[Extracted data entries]
— start —

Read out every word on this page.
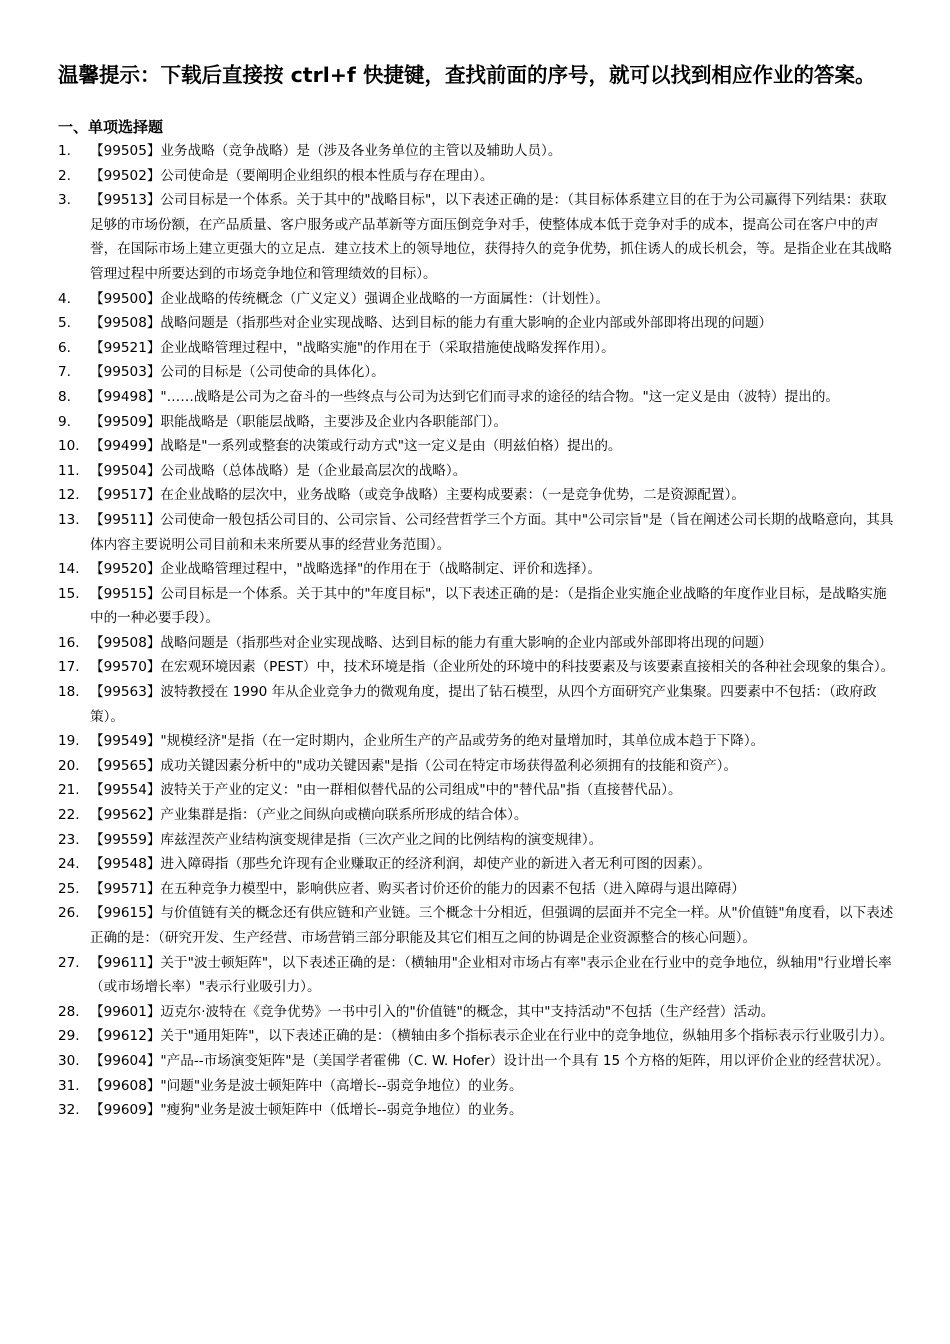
温馨提示：下载后直接按 ctrl+f 快捷键，查找前面的序号，就可以找到相应作业的答案。
一、单项选择题
1.	【99505】业务战略（竞争战略）是（涉及各业务单位的主管以及辅助人员）。
2.	【99502】公司使命是（要阐明企业组织的根本性质与存在理由）。
3.	【99513】公司目标是一个体系。关于其中的"战略目标"，以下表述正确的是：（其目标体系建立目的在于为公司赢得下列结果：获取足够的市场份额，在产品质量、客户服务或产品革新等方面压倒竞争对手，使整体成本低于竞争对手的成本，提高公司在客户中的声誉，在国际市场上建立更强大的立足点．建立技术上的领导地位，获得持久的竞争优势，抓住诱人的成长机会，等。是指企业在其战略管理过程中所要达到的市场竞争地位和管理绩效的目标）。
4.	【99500】企业战略的传统概念（广义定义）强调企业战略的一方面属性：（计划性）。
5.	【99508】战略问题是（指那些对企业实现战略、达到目标的能力有重大影响的企业内部或外部即将出现的问题）
6.	【99521】企业战略管理过程中，"战略实施"的作用在于（采取措施使战略发挥作用）。
7.	【99503】公司的目标是（公司使命的具体化）。
8.	【99498】"……战略是公司为之奋斗的一些终点与公司为达到它们而寻求的途径的结合物。"这一定义是由（波特）提出的。
9.	【99509】职能战略是（职能层战略，主要涉及企业内各职能部门）。
10. 【99499】战略是"一系列或整套的决策或行动方式"这一定义是由（明兹伯格）提出的。
11. 【99504】公司战略（总体战略）是（企业最高层次的战略）。
12. 【99517】在企业战略的层次中，业务战略（或竞争战略）主要构成要素：（一是竞争优势，二是资源配置）。
13. 【99511】公司使命一般包括公司目的、公司宗旨、公司经营哲学三个方面。其中"公司宗旨"是（旨在阐述公司长期的战略意向，其具体内容主要说明公司目前和未来所要从事的经营业务范围）。
14. 【99520】企业战略管理过程中，"战略选择"的作用在于（战略制定、评价和选择）。
15. 【99515】公司目标是一个体系。关于其中的"年度目标"，以下表述正确的是：（是指企业实施企业战略的年度作业目标，是战略实施中的一种必要手段）。
16. 【99508】战略问题是（指那些对企业实现战略、达到目标的能力有重大影响的企业内部或外部即将出现的问题）
17. 【99570】在宏观环境因素（PEST）中，技术环境是指（企业所处的环境中的科技要素及与该要素直接相关的各种社会现象的集合）。
18. 【99563】波特教授在 1990 年从企业竞争力的微观角度，提出了钻石模型，从四个方面研究产业集聚。四要素中不包括：（政府政策）。
19. 【99549】"规模经济"是指（在一定时期内，企业所生产的产品或劳务的绝对量增加时，其单位成本趋于下降）。
20. 【99565】成功关键因素分析中的"成功关键因素"是指（公司在特定市场获得盈利必须拥有的技能和资产）。
21. 【99554】波特关于产业的定义："由一群相似替代品的公司组成"中的"替代品"指（直接替代品）。
22. 【99562】产业集群是指：（产业之间纵向或横向联系所形成的结合体）。
23. 【99559】库兹涅茨产业结构演变规律是指（三次产业之间的比例结构的演变规律）。
24. 【99548】进入障碍指（那些允许现有企业赚取正的经济利润，却使产业的新进入者无利可图的因素）。
25. 【99571】在五种竞争力模型中，影响供应者、购买者讨价还价的能力的因素不包括（进入障碍与退出障碍）
26. 【99615】与价值链有关的概念还有供应链和产业链。三个概念十分相近，但强调的层面并不完全一样。从"价值链"角度看，以下表述正确的是：（研究开发、生产经营、市场营销三部分职能及其它们相互之间的协调是企业资源整合的核心问题）。
27. 【99611】关于"波士顿矩阵"，以下表述正确的是：（横轴用"企业相对市场占有率"表示企业在行业中的竞争地位，纵轴用"行业增长率（或市场增长率）"表示行业吸引力）。
28. 【99601】迈克尔·波特在《竞争优势》一书中引入的"价值链"的概念，其中"支持活动"不包括（生产经营）活动。
29. 【99612】关于"通用矩阵"，以下表述正确的是：（横轴由多个指标表示企业在行业中的竞争地位，纵轴用多个指标表示行业吸引力）。
30. 【99604】"产品--市场演变矩阵"是（美国学者霍佛（C. W. Hofer）设计出一个具有 15 个方格的矩阵，用以评价企业的经营状况）。
31. 【99608】"问题"业务是波士顿矩阵中（高增长--弱竞争地位）的业务。
32. 【99609】"瘦狗"业务是波士顿矩阵中（低增长--弱竞争地位）的业务。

— end —

CHALLENGE:
Leaving all pictures aside, quote each record exactly.

RESPONSE FOR THIS EXERCISE:
Read out every word on this page.
温馨提示：下载后直接按 ctrl+f 快捷键，查找前面的序号，就可以找到相应作业的答案。
一、单项选择题
1.	【99505】业务战略（竞争战略）是（涉及各业务单位的主管以及辅助人员）。
2.	【99502】公司使命是（要阐明企业组织的根本性质与存在理由）。
3.	【99513】公司目标是一个体系。关于其中的"战略目标"，以下表述正确的是：（其目标体系建立目的在于为公司赢得下列结果：获取足够的市场份额，在产品质量、客户服务或产品革新等方面压倒竞争对手，使整体成本低于竞争对手的成本，提高公司在客户中的声誉，在国际市场上建立更强大的立足点．建立技术上的领导地位，获得持久的竞争优势，抓住诱人的成长机会，等。是指企业在其战略管理过程中所要达到的市场竞争地位和管理绩效的目标）。
4.	【99500】企业战略的传统概念（广义定义）强调企业战略的一方面属性：（计划性）。
5.	【99508】战略问题是（指那些对企业实现战略、达到目标的能力有重大影响的企业内部或外部即将出现的问题）
6.	【99521】企业战略管理过程中，"战略实施"的作用在于（采取措施使战略发挥作用）。
7.	【99503】公司的目标是（公司使命的具体化）。
8.	【99498】"……战略是公司为之奋斗的一些终点与公司为达到它们而寻求的途径的结合物。"这一定义是由（波特）提出的。
9.	【99509】职能战略是（职能层战略，主要涉及企业内各职能部门）。
10. 【99499】战略是"一系列或整套的决策或行动方式"这一定义是由（明兹伯格）提出的。
11. 【99504】公司战略（总体战略）是（企业最高层次的战略）。
12. 【99517】在企业战略的层次中，业务战略（或竞争战略）主要构成要素：（一是竞争优势，二是资源配置）。
13. 【99511】公司使命一般包括公司目的、公司宗旨、公司经营哲学三个方面。其中"公司宗旨"是（旨在阐述公司长期的战略意向，其具体内容主要说明公司目前和未来所要从事的经营业务范围）。
14. 【99520】企业战略管理过程中，"战略选择"的作用在于（战略制定、评价和选择）。
15. 【99515】公司目标是一个体系。关于其中的"年度目标"，以下表述正确的是：（是指企业实施企业战略的年度作业目标，是战略实施中的一种必要手段）。
16. 【99508】战略问题是（指那些对企业实现战略、达到目标的能力有重大影响的企业内部或外部即将出现的问题）
17. 【99570】在宏观环境因素（PEST）中，技术环境是指（企业所处的环境中的科技要素及与该要素直接相关的各种社会现象的集合）。
18. 【99563】波特教授在 1990 年从企业竞争力的微观角度，提出了钻石模型，从四个方面研究产业集聚。四要素中不包括：（政府政策）。
19. 【99549】"规模经济"是指（在一定时期内，企业所生产的产品或劳务的绝对量增加时，其单位成本趋于下降）。
20. 【99565】成功关键因素分析中的"成功关键因素"是指（公司在特定市场获得盈利必须拥有的技能和资产）。
21. 【99554】波特关于产业的定义："由一群相似替代品的公司组成"中的"替代品"指（直接替代品）。
22. 【99562】产业集群是指：（产业之间纵向或横向联系所形成的结合体）。
23. 【99559】库兹涅茨产业结构演变规律是指（三次产业之间的比例结构的演变规律）。
24. 【99548】进入障碍指（那些允许现有企业赚取正的经济利润，却使产业的新进入者无利可图的因素）。
25. 【99571】在五种竞争力模型中，影响供应者、购买者讨价还价的能力的因素不包括（进入障碍与退出障碍）
26. 【99615】与价值链有关的概念还有供应链和产业链。三个概念十分相近，但强调的层面并不完全一样。从"价值链"角度看，以下表述正确的是：（研究开发、生产经营、市场营销三部分职能及其它们相互之间的协调是企业资源整合的核心问题）。
27. 【99611】关于"波士顿矩阵"，以下表述正确的是：（横轴用"企业相对市场占有率"表示企业在行业中的竞争地位，纵轴用"行业增长率（或市场增长率）"表示行业吸引力）。
28. 【99601】迈克尔·波特在《竞争优势》一书中引入的"价值链"的概念，其中"支持活动"不包括（生产经营）活动。
29. 【99612】关于"通用矩阵"，以下表述正确的是：（横轴由多个指标表示企业在行业中的竞争地位，纵轴用多个指标表示行业吸引力）。
30. 【99604】"产品--市场演变矩阵"是（美国学者霍佛（C. W. Hofer）设计出一个具有 15 个方格的矩阵，用以评价企业的经营状况）。
31. 【99608】"问题"业务是波士顿矩阵中（高增长--弱竞争地位）的业务。
32. 【99609】"瘦狗"业务是波士顿矩阵中（低增长--弱竞争地位）的业务。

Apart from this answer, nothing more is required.